#### To do:
In the entries that follow, count each line containing "name" and state the total, nothing more.

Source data
##############################

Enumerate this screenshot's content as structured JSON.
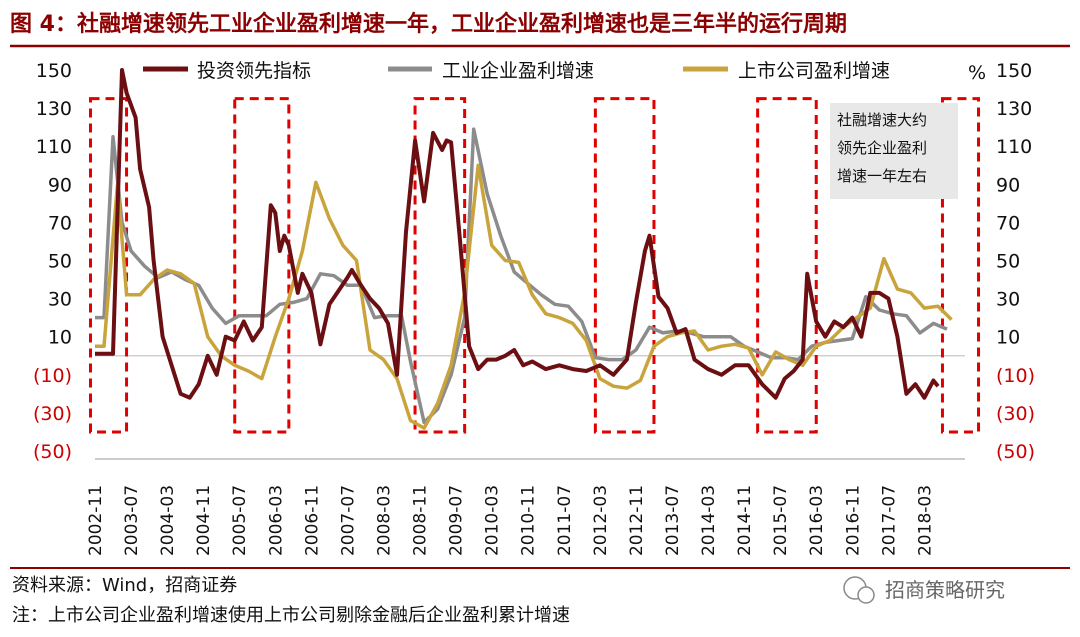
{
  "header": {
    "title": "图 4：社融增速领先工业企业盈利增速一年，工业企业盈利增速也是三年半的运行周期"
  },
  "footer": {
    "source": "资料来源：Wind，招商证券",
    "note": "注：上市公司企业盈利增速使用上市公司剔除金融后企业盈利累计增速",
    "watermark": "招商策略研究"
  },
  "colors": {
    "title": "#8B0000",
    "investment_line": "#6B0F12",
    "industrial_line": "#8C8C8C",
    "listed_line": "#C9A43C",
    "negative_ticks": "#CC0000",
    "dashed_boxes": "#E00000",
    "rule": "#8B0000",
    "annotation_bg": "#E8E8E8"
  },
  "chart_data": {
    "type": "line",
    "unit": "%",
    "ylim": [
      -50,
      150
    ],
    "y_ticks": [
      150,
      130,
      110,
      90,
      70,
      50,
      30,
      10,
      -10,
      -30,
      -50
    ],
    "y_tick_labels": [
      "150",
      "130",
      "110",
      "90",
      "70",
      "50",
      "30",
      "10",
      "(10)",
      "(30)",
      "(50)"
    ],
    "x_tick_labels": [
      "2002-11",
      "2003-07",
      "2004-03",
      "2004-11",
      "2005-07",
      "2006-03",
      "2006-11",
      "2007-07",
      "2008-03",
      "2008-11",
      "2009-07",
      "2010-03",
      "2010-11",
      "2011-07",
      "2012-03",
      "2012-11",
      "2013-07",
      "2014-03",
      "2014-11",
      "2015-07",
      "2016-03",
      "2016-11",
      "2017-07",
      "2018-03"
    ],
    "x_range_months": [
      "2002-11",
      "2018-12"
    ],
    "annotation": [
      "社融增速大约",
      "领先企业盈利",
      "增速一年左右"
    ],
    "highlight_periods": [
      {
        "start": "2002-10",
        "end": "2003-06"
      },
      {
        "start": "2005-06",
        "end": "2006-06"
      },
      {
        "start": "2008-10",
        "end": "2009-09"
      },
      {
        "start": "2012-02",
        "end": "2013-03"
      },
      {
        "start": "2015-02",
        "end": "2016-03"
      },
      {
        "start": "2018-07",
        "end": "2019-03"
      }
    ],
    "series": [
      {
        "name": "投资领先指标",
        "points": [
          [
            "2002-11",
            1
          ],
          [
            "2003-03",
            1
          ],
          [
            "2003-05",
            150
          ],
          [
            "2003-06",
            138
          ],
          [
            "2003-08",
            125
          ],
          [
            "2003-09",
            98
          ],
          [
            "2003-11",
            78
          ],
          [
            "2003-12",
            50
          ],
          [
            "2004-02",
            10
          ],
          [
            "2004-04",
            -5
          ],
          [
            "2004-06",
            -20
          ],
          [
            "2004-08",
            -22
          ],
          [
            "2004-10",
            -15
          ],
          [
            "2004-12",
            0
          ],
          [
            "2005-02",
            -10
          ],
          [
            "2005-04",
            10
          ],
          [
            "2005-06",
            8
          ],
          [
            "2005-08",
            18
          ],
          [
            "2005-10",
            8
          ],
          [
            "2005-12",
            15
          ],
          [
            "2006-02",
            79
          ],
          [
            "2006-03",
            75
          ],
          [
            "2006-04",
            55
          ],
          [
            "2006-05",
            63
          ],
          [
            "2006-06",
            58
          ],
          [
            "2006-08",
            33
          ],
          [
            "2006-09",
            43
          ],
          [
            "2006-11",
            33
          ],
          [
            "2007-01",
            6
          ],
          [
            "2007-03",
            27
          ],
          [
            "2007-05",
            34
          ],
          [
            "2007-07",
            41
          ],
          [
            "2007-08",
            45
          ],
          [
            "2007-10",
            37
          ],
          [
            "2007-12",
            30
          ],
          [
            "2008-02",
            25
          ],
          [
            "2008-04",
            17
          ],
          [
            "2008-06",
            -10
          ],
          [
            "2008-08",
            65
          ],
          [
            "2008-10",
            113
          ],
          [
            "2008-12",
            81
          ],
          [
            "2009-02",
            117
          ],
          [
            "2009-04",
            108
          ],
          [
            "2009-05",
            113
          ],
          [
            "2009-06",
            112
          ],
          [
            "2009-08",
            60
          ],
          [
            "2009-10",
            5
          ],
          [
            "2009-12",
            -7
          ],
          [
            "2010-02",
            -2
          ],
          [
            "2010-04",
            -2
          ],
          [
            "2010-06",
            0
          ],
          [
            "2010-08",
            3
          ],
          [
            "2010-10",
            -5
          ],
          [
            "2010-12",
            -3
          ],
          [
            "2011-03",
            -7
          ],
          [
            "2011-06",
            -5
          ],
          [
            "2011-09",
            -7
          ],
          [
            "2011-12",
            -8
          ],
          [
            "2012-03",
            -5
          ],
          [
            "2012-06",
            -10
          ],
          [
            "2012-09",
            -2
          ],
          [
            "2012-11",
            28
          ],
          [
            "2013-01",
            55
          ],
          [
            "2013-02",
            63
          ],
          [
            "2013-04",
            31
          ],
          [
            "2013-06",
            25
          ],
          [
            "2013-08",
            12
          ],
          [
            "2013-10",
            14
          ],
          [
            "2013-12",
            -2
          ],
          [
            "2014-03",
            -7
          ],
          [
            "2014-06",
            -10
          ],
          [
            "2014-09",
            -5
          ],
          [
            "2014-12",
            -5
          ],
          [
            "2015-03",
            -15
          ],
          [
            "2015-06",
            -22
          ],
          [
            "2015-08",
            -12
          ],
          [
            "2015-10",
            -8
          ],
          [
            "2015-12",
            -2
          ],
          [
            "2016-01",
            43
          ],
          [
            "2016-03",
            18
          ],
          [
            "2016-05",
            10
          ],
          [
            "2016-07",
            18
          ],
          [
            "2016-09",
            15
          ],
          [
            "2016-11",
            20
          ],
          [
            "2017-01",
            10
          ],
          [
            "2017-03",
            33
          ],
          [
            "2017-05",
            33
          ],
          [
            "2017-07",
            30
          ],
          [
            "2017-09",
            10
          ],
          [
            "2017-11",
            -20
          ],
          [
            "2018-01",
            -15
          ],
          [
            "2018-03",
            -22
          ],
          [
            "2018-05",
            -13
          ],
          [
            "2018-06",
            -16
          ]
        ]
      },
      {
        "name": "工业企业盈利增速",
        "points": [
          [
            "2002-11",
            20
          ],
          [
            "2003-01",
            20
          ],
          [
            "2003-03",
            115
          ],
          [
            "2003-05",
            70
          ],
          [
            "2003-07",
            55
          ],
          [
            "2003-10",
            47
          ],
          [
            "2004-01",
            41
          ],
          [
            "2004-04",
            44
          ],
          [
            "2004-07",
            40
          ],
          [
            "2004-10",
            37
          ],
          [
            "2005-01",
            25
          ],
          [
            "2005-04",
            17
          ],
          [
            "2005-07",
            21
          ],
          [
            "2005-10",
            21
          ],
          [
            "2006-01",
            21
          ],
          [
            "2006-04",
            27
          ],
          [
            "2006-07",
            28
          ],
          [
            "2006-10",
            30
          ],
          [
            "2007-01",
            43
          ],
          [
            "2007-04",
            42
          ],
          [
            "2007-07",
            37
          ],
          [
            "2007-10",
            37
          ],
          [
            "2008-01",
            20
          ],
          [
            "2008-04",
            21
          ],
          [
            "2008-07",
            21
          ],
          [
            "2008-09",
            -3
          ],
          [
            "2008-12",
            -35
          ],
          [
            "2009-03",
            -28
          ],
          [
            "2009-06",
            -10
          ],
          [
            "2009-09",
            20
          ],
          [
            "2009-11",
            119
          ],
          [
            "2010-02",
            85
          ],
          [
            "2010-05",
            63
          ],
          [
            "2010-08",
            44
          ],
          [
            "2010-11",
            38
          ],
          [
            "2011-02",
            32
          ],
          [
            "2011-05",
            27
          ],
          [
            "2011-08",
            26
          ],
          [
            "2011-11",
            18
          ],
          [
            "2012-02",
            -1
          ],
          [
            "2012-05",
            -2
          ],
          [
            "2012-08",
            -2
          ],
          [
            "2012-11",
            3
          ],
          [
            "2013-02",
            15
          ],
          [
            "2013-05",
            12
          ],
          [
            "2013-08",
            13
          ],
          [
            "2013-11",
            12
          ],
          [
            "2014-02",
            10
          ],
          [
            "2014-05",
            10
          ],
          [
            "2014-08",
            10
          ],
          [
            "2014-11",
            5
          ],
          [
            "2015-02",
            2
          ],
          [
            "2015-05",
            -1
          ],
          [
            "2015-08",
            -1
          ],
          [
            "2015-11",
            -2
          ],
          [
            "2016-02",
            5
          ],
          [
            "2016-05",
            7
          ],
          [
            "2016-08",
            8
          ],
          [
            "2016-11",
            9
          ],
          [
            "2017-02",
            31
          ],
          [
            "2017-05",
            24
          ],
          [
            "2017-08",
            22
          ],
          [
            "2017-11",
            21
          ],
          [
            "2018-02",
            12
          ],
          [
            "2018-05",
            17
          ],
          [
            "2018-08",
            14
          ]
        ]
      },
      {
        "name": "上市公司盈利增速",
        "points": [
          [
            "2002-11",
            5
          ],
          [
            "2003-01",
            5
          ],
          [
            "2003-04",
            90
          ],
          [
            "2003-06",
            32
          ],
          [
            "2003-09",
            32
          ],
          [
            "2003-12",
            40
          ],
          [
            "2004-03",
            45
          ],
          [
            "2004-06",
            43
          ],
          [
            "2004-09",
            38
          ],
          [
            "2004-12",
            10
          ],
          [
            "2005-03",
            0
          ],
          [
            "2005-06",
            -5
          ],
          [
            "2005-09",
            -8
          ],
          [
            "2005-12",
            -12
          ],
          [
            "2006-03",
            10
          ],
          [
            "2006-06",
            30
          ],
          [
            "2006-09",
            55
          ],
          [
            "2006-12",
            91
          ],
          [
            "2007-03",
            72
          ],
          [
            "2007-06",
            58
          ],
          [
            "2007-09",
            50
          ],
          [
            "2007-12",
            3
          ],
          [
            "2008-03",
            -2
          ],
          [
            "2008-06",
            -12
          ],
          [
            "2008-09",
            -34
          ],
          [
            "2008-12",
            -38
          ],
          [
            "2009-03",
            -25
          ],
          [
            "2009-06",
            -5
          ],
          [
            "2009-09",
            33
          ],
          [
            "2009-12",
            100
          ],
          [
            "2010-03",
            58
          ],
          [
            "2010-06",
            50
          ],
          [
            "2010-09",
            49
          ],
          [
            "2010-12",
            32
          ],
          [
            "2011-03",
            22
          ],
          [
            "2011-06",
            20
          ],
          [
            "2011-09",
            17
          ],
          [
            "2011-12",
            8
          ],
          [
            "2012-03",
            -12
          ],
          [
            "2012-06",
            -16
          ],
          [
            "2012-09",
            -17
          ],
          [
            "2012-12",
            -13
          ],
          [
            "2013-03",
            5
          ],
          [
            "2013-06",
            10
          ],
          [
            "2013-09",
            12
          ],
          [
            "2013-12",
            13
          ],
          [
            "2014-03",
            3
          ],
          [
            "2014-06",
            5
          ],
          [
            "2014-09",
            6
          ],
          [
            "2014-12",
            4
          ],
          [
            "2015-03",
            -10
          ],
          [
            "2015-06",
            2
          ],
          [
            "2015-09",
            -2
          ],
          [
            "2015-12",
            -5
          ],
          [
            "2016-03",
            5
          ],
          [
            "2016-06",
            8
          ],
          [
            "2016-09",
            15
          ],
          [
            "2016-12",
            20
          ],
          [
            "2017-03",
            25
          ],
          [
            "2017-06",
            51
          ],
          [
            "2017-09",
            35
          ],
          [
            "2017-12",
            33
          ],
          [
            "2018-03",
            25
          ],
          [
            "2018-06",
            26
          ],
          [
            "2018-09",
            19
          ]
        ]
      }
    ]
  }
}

##############################

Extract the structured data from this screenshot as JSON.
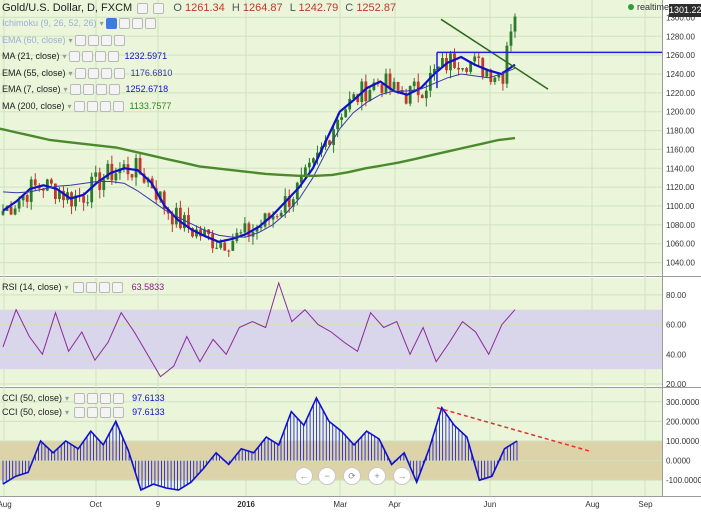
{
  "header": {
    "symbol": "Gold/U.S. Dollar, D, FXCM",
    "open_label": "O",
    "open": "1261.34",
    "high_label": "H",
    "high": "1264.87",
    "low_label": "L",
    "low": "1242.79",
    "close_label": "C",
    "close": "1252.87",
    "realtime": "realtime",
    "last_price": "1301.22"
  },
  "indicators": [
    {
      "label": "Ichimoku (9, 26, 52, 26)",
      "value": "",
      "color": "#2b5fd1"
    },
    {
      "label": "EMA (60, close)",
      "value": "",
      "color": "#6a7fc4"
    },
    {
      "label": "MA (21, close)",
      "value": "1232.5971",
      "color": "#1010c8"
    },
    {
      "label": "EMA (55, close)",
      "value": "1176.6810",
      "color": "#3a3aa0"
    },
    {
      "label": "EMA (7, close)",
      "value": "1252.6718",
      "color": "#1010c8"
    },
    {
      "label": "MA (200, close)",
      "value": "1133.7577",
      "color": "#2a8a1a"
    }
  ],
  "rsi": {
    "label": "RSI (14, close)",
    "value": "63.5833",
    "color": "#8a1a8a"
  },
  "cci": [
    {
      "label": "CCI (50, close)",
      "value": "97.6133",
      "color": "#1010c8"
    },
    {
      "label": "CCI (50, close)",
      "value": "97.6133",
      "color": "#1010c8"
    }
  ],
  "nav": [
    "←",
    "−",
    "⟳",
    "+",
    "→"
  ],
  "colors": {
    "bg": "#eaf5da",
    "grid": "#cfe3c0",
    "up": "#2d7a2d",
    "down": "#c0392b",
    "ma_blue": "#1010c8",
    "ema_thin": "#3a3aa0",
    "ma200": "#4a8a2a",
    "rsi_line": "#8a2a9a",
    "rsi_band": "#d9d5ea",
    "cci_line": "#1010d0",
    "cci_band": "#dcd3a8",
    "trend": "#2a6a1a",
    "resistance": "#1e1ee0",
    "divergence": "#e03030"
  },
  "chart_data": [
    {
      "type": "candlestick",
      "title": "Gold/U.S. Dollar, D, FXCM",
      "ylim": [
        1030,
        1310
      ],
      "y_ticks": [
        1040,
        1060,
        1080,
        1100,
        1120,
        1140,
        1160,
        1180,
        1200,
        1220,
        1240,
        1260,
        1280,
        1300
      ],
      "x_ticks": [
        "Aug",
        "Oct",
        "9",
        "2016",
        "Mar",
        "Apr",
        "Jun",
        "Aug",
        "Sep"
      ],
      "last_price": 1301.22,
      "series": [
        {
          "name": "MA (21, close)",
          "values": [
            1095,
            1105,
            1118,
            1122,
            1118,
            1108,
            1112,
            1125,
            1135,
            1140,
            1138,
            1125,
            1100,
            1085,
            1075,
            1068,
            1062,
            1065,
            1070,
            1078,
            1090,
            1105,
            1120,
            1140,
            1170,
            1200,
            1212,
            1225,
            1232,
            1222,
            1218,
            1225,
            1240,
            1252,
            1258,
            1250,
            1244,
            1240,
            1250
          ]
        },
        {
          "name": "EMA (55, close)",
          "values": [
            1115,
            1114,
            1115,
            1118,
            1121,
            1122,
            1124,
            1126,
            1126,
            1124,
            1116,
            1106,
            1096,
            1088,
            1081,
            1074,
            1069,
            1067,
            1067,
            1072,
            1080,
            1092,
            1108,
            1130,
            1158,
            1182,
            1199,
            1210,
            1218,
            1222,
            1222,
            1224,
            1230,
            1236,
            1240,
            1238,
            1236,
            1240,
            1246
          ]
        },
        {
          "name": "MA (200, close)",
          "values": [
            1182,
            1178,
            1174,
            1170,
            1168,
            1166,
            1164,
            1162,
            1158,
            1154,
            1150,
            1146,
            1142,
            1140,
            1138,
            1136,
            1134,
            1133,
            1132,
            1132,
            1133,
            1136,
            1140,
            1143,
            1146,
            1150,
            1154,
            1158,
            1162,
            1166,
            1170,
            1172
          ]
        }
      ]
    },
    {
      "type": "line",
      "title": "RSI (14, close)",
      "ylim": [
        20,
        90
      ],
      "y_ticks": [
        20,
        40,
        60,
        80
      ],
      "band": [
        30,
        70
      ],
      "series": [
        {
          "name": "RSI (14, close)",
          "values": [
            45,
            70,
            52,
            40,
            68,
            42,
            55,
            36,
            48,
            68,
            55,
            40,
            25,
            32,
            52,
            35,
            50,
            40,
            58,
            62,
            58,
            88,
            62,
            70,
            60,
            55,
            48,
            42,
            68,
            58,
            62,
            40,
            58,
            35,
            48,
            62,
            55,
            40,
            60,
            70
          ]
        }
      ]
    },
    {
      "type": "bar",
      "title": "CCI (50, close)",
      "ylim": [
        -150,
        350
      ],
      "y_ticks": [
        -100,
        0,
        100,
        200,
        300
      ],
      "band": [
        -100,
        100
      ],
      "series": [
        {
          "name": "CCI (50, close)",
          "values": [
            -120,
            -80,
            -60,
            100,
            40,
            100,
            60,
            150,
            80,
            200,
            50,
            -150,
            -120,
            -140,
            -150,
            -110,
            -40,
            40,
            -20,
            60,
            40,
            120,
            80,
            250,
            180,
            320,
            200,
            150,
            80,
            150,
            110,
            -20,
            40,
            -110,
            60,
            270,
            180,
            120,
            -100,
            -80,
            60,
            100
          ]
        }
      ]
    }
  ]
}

##############################

#### Solution for this task:
8